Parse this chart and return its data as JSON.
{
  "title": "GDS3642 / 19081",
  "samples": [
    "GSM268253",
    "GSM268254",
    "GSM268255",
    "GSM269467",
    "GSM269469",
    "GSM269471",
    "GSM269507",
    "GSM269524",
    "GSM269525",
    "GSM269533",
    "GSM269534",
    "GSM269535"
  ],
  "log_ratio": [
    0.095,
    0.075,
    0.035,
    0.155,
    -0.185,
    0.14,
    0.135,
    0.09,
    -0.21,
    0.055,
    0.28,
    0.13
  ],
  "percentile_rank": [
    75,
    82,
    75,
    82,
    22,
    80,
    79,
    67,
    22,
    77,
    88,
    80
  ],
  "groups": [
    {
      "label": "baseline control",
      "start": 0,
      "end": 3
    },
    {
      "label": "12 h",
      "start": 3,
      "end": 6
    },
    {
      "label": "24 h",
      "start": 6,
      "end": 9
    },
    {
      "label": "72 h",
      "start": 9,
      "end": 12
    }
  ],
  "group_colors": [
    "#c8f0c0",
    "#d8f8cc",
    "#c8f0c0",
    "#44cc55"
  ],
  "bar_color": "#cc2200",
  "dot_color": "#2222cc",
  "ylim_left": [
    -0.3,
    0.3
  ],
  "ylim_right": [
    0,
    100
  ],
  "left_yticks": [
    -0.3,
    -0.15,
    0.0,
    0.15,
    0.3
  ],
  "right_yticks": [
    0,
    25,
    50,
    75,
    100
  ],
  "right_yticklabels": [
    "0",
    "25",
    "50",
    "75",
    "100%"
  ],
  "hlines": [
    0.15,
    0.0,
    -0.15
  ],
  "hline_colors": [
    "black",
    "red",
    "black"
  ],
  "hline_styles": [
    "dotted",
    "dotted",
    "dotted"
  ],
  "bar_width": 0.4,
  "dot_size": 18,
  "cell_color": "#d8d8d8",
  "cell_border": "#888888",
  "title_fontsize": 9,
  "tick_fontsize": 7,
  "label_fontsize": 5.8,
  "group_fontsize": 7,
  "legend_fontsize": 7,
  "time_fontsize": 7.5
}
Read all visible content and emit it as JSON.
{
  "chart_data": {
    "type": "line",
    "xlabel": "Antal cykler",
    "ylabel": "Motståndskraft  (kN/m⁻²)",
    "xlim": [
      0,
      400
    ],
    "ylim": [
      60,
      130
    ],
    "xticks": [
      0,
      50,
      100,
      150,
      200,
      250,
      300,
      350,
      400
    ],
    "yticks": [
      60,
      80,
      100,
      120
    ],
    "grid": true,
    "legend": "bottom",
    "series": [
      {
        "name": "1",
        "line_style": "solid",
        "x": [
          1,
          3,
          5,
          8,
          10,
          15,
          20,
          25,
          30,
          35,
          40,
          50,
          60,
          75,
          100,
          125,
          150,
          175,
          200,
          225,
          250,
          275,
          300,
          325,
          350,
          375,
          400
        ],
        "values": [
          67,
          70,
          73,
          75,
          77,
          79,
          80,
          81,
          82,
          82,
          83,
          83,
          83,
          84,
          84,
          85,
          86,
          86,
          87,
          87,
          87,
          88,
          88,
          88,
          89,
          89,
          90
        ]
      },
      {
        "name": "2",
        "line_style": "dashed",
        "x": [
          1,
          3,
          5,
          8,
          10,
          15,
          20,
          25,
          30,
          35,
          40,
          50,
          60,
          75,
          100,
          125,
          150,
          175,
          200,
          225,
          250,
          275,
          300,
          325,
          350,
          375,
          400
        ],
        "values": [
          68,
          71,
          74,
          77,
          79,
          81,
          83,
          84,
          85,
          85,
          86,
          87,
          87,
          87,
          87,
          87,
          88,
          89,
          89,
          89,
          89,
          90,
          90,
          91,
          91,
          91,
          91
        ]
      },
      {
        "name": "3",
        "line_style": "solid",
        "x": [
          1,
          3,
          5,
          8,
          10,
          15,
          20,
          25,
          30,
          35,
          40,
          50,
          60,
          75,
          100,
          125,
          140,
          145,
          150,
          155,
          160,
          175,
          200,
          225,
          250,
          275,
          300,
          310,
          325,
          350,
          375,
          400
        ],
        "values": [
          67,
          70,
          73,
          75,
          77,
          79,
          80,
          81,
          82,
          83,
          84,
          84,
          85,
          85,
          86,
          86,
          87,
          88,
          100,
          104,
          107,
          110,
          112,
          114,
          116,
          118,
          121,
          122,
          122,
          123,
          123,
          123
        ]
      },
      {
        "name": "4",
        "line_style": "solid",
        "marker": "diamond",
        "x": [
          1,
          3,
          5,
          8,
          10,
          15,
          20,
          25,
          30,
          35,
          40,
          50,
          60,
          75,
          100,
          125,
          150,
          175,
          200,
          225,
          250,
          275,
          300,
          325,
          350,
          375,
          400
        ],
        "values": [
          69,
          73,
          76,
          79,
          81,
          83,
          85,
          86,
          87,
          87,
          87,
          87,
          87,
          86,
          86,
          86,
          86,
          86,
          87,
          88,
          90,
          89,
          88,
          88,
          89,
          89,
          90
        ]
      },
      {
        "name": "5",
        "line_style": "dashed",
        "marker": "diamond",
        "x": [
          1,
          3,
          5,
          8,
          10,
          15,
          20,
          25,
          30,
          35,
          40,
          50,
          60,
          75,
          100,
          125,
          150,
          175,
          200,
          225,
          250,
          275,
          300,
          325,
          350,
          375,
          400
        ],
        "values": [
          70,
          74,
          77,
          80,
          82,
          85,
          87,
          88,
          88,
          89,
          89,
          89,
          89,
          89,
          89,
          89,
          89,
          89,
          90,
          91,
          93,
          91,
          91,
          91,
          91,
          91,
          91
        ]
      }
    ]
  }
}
# # # # # # #
**PROMPT**.
Reproduce each entry word for word.

**FULL SOLUTION**.
Parse this chart and return its data as JSON.
{
  "title": "GDS3642 / 19081",
  "samples": [
    "GSM268253",
    "GSM268254",
    "GSM268255",
    "GSM269467",
    "GSM269469",
    "GSM269471",
    "GSM269507",
    "GSM269524",
    "GSM269525",
    "GSM269533",
    "GSM269534",
    "GSM269535"
  ],
  "log_ratio": [
    0.095,
    0.075,
    0.035,
    0.155,
    -0.185,
    0.14,
    0.135,
    0.09,
    -0.21,
    0.055,
    0.28,
    0.13
  ],
  "percentile_rank": [
    75,
    82,
    75,
    82,
    22,
    80,
    79,
    67,
    22,
    77,
    88,
    80
  ],
  "groups": [
    {
      "label": "baseline control",
      "start": 0,
      "end": 3
    },
    {
      "label": "12 h",
      "start": 3,
      "end": 6
    },
    {
      "label": "24 h",
      "start": 6,
      "end": 9
    },
    {
      "label": "72 h",
      "start": 9,
      "end": 12
    }
  ],
  "group_colors": [
    "#c8f0c0",
    "#d8f8cc",
    "#c8f0c0",
    "#44cc55"
  ],
  "bar_color": "#cc2200",
  "dot_color": "#2222cc",
  "ylim_left": [
    -0.3,
    0.3
  ],
  "ylim_right": [
    0,
    100
  ],
  "left_yticks": [
    -0.3,
    -0.15,
    0.0,
    0.15,
    0.3
  ],
  "right_yticks": [
    0,
    25,
    50,
    75,
    100
  ],
  "right_yticklabels": [
    "0",
    "25",
    "50",
    "75",
    "100%"
  ],
  "hlines": [
    0.15,
    0.0,
    -0.15
  ],
  "hline_colors": [
    "black",
    "red",
    "black"
  ],
  "hline_styles": [
    "dotted",
    "dotted",
    "dotted"
  ],
  "bar_width": 0.4,
  "dot_size": 18,
  "cell_color": "#d8d8d8",
  "cell_border": "#888888",
  "title_fontsize": 9,
  "tick_fontsize": 7,
  "label_fontsize": 5.8,
  "group_fontsize": 7,
  "legend_fontsize": 7,
  "time_fontsize": 7.5
}
Read all visible content and emit it as JSON.
{
  "chart_data": {
    "type": "line",
    "xlabel": "Antal cykler",
    "ylabel": "Motståndskraft  (kN/m⁻²)",
    "xlim": [
      0,
      400
    ],
    "ylim": [
      60,
      130
    ],
    "xticks": [
      0,
      50,
      100,
      150,
      200,
      250,
      300,
      350,
      400
    ],
    "yticks": [
      60,
      80,
      100,
      120
    ],
    "grid": true,
    "legend": "bottom",
    "series": [
      {
        "name": "1",
        "line_style": "solid",
        "x": [
          1,
          3,
          5,
          8,
          10,
          15,
          20,
          25,
          30,
          35,
          40,
          50,
          60,
          75,
          100,
          125,
          150,
          175,
          200,
          225,
          250,
          275,
          300,
          325,
          350,
          375,
          400
        ],
        "values": [
          67,
          70,
          73,
          75,
          77,
          79,
          80,
          81,
          82,
          82,
          83,
          83,
          83,
          84,
          84,
          85,
          86,
          86,
          87,
          87,
          87,
          88,
          88,
          88,
          89,
          89,
          90
        ]
      },
      {
        "name": "2",
        "line_style": "dashed",
        "x": [
          1,
          3,
          5,
          8,
          10,
          15,
          20,
          25,
          30,
          35,
          40,
          50,
          60,
          75,
          100,
          125,
          150,
          175,
          200,
          225,
          250,
          275,
          300,
          325,
          350,
          375,
          400
        ],
        "values": [
          68,
          71,
          74,
          77,
          79,
          81,
          83,
          84,
          85,
          85,
          86,
          87,
          87,
          87,
          87,
          87,
          88,
          89,
          89,
          89,
          89,
          90,
          90,
          91,
          91,
          91,
          91
        ]
      },
      {
        "name": "3",
        "line_style": "solid",
        "x": [
          1,
          3,
          5,
          8,
          10,
          15,
          20,
          25,
          30,
          35,
          40,
          50,
          60,
          75,
          100,
          125,
          140,
          145,
          150,
          155,
          160,
          175,
          200,
          225,
          250,
          275,
          300,
          310,
          325,
          350,
          375,
          400
        ],
        "values": [
          67,
          70,
          73,
          75,
          77,
          79,
          80,
          81,
          82,
          83,
          84,
          84,
          85,
          85,
          86,
          86,
          87,
          88,
          100,
          104,
          107,
          110,
          112,
          114,
          116,
          118,
          121,
          122,
          122,
          123,
          123,
          123
        ]
      },
      {
        "name": "4",
        "line_style": "solid",
        "marker": "diamond",
        "x": [
          1,
          3,
          5,
          8,
          10,
          15,
          20,
          25,
          30,
          35,
          40,
          50,
          60,
          75,
          100,
          125,
          150,
          175,
          200,
          225,
          250,
          275,
          300,
          325,
          350,
          375,
          400
        ],
        "values": [
          69,
          73,
          76,
          79,
          81,
          83,
          85,
          86,
          87,
          87,
          87,
          87,
          87,
          86,
          86,
          86,
          86,
          86,
          87,
          88,
          90,
          89,
          88,
          88,
          89,
          89,
          90
        ]
      },
      {
        "name": "5",
        "line_style": "dashed",
        "marker": "diamond",
        "x": [
          1,
          3,
          5,
          8,
          10,
          15,
          20,
          25,
          30,
          35,
          40,
          50,
          60,
          75,
          100,
          125,
          150,
          175,
          200,
          225,
          250,
          275,
          300,
          325,
          350,
          375,
          400
        ],
        "values": [
          70,
          74,
          77,
          80,
          82,
          85,
          87,
          88,
          88,
          89,
          89,
          89,
          89,
          89,
          89,
          89,
          89,
          89,
          90,
          91,
          93,
          91,
          91,
          91,
          91,
          91,
          91
        ]
      }
    ]
  }
}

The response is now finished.